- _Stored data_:
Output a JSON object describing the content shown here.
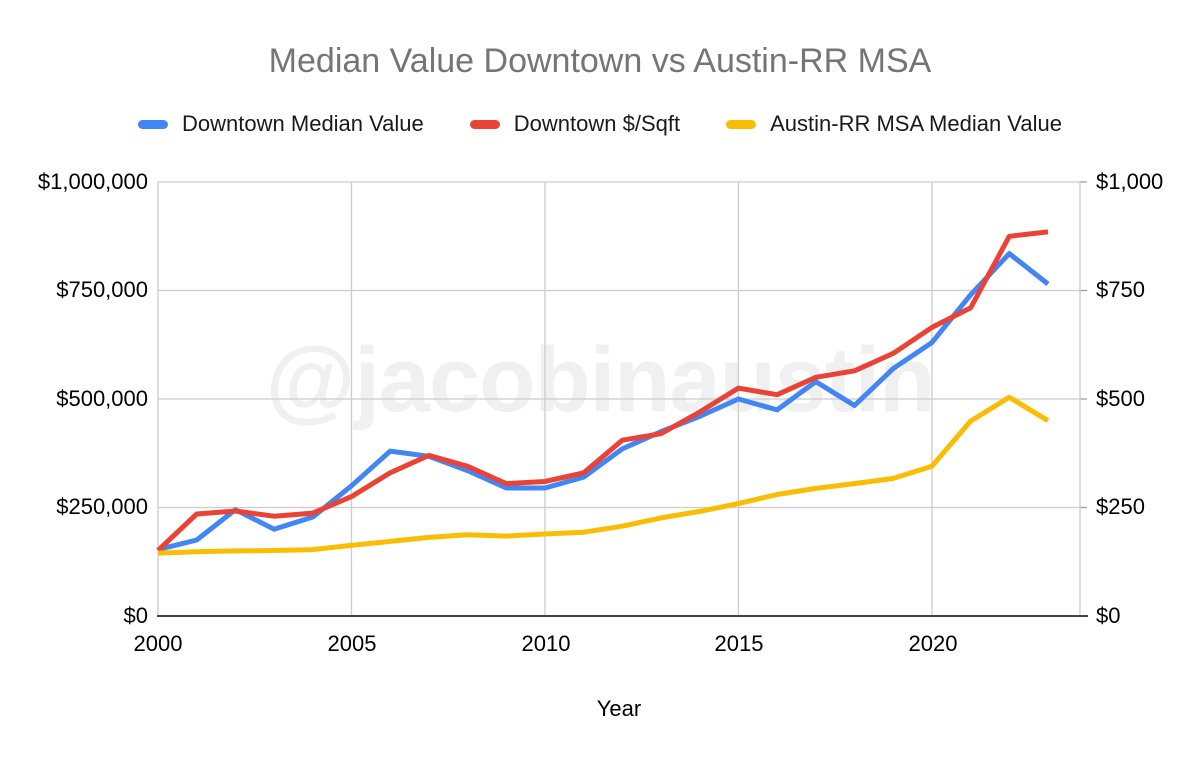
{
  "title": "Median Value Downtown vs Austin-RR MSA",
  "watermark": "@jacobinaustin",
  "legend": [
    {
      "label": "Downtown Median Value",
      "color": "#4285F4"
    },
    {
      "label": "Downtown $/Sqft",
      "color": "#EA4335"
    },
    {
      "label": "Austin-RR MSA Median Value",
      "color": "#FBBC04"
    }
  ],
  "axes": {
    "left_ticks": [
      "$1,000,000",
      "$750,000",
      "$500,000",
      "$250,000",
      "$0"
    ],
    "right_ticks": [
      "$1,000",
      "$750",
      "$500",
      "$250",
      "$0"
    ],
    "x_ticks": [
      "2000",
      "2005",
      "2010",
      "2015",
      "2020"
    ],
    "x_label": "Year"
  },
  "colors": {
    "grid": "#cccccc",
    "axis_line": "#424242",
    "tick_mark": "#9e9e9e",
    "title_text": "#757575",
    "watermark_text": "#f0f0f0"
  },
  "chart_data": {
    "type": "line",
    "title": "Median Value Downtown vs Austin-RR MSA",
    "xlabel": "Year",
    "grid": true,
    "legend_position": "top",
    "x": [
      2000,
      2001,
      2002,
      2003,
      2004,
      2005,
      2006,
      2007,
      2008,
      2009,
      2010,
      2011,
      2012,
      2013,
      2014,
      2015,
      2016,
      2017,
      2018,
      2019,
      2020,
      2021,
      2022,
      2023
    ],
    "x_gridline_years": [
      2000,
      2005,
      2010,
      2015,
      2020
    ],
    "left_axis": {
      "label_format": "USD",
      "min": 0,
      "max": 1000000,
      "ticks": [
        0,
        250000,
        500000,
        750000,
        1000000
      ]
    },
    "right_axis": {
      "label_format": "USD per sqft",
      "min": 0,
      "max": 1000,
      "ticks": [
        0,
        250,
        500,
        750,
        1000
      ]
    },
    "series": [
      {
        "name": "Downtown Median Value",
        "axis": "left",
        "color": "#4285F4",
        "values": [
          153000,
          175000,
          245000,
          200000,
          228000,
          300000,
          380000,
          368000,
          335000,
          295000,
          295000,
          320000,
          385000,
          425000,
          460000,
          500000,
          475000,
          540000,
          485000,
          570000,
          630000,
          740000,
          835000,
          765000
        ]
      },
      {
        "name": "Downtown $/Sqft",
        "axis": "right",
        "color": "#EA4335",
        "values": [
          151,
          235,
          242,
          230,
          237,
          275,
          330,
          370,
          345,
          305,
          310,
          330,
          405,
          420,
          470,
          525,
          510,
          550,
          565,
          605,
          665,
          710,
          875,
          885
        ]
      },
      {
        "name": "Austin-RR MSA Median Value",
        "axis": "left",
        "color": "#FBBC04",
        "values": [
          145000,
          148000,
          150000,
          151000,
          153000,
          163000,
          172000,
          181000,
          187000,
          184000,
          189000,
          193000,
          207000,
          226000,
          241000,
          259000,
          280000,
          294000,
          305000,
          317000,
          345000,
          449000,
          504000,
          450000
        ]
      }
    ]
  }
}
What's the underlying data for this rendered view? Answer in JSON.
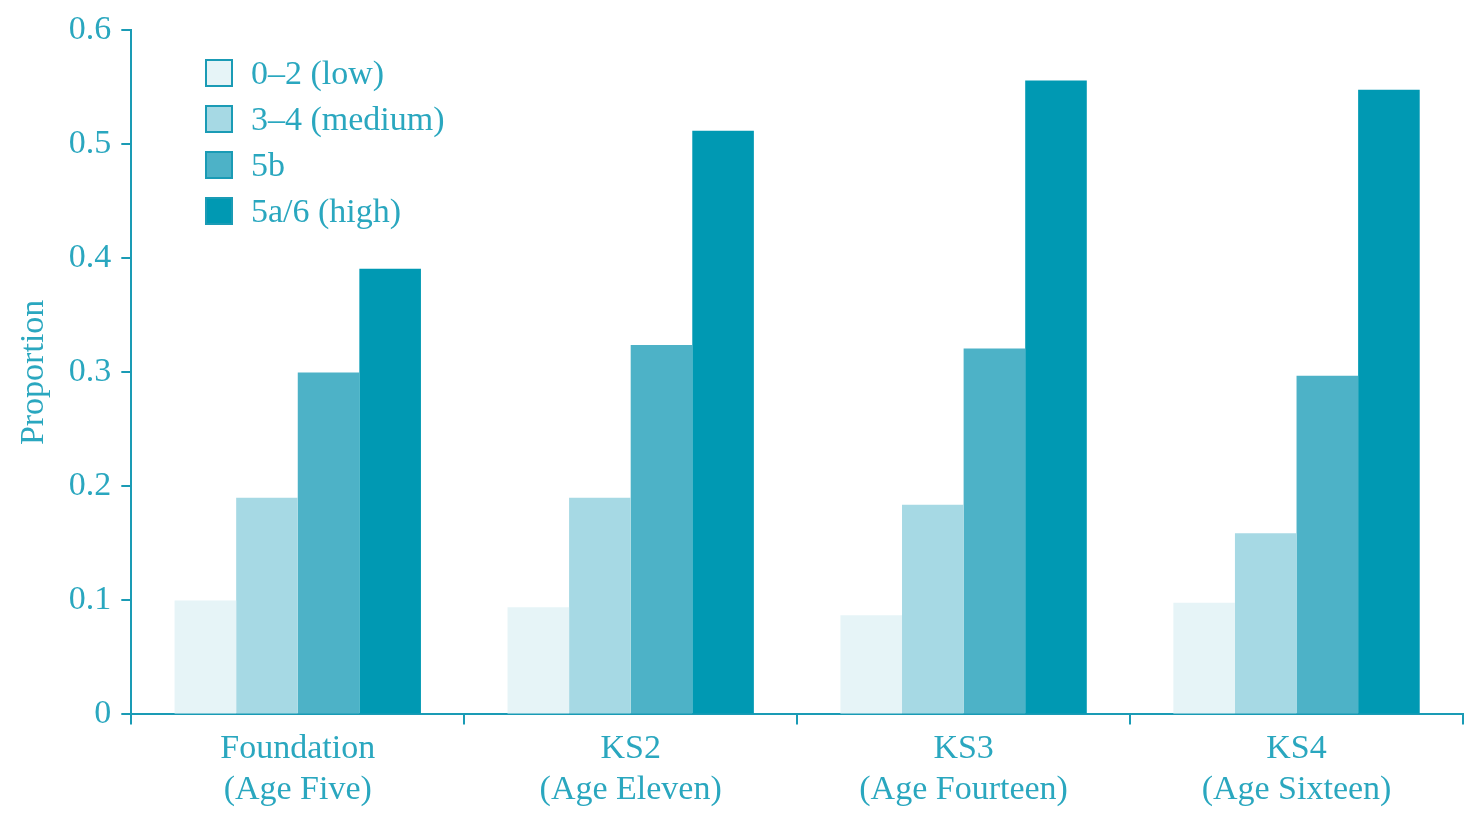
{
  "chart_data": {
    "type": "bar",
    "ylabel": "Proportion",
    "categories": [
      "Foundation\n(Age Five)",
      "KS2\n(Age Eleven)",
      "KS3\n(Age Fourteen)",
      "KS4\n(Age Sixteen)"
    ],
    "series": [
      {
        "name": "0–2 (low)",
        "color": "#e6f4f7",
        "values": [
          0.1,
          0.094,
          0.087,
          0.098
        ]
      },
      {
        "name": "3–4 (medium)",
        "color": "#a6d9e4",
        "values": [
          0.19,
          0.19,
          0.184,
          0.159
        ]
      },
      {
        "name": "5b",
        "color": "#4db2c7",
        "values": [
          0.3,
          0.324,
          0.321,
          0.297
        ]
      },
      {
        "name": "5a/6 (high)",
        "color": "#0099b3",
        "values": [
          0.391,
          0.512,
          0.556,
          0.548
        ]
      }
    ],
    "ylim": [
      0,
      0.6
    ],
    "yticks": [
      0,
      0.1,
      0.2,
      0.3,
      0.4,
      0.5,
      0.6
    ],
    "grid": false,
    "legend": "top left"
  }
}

- _GIVEN REQUEST_: Quote, please, only the lines running from the one with "What's the underlying" down to the final line of the data above, keeping both ends and skipping the pictures.

- _FINAL RESULT_:
What's the underlying data for this rendered view? Answer in JSON.
{
  "chart_data": {
    "type": "bar",
    "ylabel": "Proportion",
    "categories": [
      "Foundation\n(Age Five)",
      "KS2\n(Age Eleven)",
      "KS3\n(Age Fourteen)",
      "KS4\n(Age Sixteen)"
    ],
    "series": [
      {
        "name": "0–2 (low)",
        "color": "#e6f4f7",
        "values": [
          0.1,
          0.094,
          0.087,
          0.098
        ]
      },
      {
        "name": "3–4 (medium)",
        "color": "#a6d9e4",
        "values": [
          0.19,
          0.19,
          0.184,
          0.159
        ]
      },
      {
        "name": "5b",
        "color": "#4db2c7",
        "values": [
          0.3,
          0.324,
          0.321,
          0.297
        ]
      },
      {
        "name": "5a/6 (high)",
        "color": "#0099b3",
        "values": [
          0.391,
          0.512,
          0.556,
          0.548
        ]
      }
    ],
    "ylim": [
      0,
      0.6
    ],
    "yticks": [
      0,
      0.1,
      0.2,
      0.3,
      0.4,
      0.5,
      0.6
    ],
    "grid": false,
    "legend": "top left"
  }
}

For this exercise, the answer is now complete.